# AIM:
List each line of the data in which the string "Test" appears.

# RECORDS SHOWN:
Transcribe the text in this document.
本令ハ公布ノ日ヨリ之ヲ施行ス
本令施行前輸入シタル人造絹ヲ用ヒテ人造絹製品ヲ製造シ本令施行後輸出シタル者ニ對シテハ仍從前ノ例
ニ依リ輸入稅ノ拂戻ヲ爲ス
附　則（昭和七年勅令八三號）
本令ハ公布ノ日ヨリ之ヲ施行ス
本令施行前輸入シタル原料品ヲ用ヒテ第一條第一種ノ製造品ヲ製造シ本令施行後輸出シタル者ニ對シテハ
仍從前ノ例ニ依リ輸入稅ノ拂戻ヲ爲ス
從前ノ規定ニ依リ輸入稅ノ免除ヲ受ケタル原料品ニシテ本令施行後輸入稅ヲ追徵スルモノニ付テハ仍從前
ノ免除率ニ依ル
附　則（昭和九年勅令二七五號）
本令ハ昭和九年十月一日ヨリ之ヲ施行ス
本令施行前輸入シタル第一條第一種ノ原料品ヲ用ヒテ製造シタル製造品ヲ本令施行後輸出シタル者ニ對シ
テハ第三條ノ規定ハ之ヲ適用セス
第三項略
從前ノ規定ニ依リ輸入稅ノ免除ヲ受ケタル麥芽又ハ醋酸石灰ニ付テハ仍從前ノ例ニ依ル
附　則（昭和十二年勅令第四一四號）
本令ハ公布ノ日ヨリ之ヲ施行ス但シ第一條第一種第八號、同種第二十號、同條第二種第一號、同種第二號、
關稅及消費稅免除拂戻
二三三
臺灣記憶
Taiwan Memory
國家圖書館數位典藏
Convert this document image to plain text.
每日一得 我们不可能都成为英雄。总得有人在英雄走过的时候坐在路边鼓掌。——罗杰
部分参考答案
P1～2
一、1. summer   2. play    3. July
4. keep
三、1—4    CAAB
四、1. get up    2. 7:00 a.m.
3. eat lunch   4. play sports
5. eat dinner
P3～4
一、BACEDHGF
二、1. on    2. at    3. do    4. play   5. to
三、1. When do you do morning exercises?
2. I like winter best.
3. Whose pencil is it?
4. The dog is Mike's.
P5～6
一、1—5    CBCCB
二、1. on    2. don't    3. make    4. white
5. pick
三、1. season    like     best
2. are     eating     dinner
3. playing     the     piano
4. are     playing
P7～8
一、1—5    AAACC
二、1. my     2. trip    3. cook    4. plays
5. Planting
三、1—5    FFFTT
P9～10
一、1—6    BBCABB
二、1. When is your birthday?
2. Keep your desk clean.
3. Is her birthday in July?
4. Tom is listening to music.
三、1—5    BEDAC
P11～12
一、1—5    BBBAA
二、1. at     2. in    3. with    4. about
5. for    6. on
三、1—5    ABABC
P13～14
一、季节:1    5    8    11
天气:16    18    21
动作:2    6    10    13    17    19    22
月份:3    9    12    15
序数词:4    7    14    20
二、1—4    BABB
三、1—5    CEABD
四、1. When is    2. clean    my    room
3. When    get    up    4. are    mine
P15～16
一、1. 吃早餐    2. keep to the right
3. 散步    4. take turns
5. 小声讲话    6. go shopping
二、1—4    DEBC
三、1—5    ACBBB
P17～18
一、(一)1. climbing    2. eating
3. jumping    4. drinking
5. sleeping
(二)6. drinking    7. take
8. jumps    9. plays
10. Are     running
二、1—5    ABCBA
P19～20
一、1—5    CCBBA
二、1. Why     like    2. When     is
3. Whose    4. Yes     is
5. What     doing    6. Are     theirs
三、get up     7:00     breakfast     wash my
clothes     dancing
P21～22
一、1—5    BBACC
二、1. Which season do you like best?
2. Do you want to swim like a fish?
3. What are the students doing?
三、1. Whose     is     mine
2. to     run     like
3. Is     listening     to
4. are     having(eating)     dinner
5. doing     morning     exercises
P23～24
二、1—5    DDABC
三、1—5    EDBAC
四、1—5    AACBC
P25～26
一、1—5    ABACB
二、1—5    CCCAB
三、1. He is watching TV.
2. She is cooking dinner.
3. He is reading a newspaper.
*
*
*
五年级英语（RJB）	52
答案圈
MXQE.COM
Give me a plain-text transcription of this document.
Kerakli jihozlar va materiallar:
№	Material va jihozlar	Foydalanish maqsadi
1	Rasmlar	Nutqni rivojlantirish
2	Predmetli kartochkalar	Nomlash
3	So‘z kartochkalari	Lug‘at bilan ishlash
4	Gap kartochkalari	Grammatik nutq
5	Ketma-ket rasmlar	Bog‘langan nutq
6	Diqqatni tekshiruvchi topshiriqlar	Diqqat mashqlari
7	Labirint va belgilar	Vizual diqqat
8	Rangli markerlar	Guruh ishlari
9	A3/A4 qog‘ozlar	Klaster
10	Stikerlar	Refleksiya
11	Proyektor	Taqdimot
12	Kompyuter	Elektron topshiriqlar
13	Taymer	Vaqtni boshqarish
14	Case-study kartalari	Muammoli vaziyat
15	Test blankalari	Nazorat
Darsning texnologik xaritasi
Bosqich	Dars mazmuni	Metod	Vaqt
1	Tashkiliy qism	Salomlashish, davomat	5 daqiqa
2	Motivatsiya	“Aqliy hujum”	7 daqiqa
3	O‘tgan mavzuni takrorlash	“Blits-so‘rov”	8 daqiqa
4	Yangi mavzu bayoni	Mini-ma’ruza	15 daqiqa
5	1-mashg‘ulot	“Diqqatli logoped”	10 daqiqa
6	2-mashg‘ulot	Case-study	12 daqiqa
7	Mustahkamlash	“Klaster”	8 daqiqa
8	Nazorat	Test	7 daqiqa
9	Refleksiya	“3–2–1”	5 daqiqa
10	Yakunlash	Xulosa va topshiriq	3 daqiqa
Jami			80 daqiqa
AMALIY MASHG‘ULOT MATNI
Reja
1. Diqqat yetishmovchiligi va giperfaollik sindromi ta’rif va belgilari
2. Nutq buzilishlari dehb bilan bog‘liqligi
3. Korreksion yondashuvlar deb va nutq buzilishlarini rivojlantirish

# COMPLETED EXERCISE:
15	Test blankalari	Nazorat
8	Nazorat	Test	7 daqiqa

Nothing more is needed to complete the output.